# Objective
Write out exactly, please, the lines from the one containing "Enumerate this screenshot's" to the end of the material.

# Records for this exercise
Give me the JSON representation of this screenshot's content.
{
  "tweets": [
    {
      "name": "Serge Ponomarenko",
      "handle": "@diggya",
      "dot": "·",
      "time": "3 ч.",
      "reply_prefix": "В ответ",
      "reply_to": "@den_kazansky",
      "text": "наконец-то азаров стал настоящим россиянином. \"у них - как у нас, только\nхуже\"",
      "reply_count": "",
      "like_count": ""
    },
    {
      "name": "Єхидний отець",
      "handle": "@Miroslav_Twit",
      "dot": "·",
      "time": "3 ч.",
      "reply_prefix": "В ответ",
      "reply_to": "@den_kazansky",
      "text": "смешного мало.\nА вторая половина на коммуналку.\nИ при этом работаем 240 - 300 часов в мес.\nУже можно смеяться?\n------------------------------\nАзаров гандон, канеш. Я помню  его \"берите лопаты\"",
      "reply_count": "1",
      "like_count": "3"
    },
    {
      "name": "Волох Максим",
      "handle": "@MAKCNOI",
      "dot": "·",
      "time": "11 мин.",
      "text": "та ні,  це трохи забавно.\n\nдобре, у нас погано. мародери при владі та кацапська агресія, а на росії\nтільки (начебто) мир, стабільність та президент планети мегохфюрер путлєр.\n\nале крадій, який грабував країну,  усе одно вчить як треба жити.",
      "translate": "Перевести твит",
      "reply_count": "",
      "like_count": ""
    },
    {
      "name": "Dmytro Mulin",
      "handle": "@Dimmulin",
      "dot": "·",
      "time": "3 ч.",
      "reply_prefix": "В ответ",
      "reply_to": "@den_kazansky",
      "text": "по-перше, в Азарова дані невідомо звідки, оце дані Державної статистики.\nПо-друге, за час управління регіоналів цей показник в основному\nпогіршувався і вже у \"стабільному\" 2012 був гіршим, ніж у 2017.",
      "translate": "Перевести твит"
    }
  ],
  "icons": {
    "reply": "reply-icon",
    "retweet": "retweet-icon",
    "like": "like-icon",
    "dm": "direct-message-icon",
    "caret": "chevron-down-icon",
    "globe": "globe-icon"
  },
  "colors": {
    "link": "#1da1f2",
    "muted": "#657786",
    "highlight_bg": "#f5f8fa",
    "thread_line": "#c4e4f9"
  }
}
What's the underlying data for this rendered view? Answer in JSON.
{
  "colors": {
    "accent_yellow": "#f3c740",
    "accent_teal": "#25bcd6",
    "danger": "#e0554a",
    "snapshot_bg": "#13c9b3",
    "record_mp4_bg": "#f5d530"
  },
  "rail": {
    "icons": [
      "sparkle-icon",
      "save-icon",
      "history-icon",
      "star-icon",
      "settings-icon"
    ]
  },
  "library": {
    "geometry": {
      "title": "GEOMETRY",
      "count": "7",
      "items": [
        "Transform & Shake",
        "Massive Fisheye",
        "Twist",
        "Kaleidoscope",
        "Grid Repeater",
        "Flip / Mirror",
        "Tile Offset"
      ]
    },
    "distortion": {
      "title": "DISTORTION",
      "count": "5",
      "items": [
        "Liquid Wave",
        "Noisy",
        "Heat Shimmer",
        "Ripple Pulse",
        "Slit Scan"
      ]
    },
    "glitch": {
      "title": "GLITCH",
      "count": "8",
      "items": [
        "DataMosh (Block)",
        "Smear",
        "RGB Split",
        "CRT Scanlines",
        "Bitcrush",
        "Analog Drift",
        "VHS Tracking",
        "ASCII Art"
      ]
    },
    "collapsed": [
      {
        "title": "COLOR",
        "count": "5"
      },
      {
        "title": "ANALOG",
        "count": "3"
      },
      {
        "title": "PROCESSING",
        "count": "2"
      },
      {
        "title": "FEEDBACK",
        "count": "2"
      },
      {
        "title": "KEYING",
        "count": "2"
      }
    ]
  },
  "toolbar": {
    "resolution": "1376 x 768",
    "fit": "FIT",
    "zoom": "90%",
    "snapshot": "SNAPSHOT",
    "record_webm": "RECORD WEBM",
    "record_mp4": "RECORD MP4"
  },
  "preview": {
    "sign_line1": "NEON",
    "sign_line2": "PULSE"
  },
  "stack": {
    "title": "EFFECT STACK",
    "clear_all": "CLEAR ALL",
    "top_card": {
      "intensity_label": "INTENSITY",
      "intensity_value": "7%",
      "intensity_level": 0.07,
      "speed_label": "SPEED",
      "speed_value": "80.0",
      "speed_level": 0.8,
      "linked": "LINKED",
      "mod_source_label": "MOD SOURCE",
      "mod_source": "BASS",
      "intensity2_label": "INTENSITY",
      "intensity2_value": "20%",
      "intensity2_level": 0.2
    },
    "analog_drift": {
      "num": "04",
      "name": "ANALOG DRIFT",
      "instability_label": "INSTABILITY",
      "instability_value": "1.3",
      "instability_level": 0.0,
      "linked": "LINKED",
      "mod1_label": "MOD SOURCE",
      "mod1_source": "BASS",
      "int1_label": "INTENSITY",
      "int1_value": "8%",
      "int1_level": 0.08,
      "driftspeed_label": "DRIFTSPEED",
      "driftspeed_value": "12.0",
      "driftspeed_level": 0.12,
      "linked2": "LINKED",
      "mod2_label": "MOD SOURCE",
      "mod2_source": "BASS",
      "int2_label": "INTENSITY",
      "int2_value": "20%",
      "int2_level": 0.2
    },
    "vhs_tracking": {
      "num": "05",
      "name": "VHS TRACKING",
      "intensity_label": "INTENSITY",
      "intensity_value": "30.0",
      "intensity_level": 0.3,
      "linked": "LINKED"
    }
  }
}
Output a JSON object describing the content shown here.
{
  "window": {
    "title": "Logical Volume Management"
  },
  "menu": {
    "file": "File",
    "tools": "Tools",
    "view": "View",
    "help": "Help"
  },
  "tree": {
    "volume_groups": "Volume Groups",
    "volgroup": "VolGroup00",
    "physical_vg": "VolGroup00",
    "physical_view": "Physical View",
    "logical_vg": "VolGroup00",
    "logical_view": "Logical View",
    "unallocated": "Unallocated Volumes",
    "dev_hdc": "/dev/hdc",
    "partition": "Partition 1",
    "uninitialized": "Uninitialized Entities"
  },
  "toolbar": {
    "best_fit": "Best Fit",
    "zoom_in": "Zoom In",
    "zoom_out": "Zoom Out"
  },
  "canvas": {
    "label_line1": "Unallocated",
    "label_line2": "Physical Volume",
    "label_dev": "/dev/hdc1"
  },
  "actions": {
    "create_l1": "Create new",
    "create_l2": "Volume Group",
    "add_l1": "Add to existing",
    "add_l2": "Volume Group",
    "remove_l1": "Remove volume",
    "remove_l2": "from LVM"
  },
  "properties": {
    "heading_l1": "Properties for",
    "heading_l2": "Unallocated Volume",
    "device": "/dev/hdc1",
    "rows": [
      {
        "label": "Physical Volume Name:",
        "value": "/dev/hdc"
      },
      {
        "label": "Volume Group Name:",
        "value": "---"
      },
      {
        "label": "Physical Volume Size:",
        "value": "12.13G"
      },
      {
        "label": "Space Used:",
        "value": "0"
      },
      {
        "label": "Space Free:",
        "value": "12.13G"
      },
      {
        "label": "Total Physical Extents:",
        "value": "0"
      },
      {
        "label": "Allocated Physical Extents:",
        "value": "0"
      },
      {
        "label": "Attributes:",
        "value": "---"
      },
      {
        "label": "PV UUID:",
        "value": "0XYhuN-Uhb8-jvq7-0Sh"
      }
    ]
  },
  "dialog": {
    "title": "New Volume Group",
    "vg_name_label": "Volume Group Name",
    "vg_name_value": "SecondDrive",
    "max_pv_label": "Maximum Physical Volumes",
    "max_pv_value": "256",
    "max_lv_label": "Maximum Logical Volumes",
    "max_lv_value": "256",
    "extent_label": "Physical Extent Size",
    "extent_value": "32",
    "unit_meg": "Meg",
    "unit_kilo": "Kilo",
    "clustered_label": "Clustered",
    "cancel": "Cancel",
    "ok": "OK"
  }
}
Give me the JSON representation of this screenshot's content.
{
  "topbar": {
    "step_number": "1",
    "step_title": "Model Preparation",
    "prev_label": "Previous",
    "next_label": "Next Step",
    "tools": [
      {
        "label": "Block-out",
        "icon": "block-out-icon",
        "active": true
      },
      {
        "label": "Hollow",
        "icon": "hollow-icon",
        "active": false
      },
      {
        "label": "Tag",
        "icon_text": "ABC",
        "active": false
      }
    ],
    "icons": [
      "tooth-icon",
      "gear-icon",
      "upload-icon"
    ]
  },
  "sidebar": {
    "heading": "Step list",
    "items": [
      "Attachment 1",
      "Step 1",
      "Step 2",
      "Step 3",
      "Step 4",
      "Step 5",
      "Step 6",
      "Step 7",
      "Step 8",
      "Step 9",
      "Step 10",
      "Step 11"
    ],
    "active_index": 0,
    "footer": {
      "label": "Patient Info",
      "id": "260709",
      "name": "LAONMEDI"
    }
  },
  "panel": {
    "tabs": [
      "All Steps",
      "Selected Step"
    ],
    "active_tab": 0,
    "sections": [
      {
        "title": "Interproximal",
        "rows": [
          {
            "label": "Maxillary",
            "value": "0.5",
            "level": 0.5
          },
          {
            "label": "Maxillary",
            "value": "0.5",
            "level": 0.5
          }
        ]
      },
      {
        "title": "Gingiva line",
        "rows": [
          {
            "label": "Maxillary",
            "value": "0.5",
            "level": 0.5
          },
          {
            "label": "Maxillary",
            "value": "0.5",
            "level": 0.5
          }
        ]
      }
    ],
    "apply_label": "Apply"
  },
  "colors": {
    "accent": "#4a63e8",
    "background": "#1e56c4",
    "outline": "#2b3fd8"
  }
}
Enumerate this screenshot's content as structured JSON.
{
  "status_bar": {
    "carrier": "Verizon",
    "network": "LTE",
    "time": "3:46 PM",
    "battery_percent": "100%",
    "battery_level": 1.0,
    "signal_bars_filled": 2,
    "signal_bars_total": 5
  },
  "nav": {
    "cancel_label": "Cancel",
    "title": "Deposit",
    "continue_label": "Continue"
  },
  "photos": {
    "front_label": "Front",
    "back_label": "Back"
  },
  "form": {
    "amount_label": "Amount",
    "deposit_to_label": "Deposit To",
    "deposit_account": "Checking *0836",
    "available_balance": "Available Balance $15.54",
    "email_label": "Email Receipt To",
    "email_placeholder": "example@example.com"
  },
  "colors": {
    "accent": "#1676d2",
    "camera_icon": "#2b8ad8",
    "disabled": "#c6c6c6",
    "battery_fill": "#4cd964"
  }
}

# Output
Enumerate this screenshot's content as structured JSON.
{
  "status_bar": {
    "carrier": "Verizon",
    "network": "LTE",
    "time": "3:46 PM",
    "battery_percent": "100%",
    "battery_level": 1.0,
    "signal_bars_filled": 2,
    "signal_bars_total": 5
  },
  "nav": {
    "cancel_label": "Cancel",
    "title": "Deposit",
    "continue_label": "Continue"
  },
  "photos": {
    "front_label": "Front",
    "back_label": "Back"
  },
  "form": {
    "amount_label": "Amount",
    "deposit_to_label": "Deposit To",
    "deposit_account": "Checking *0836",
    "available_balance": "Available Balance $15.54",
    "email_label": "Email Receipt To",
    "email_placeholder": "example@example.com"
  },
  "colors": {
    "accent": "#1676d2",
    "camera_icon": "#2b8ad8",
    "disabled": "#c6c6c6",
    "battery_fill": "#4cd964"
  }
}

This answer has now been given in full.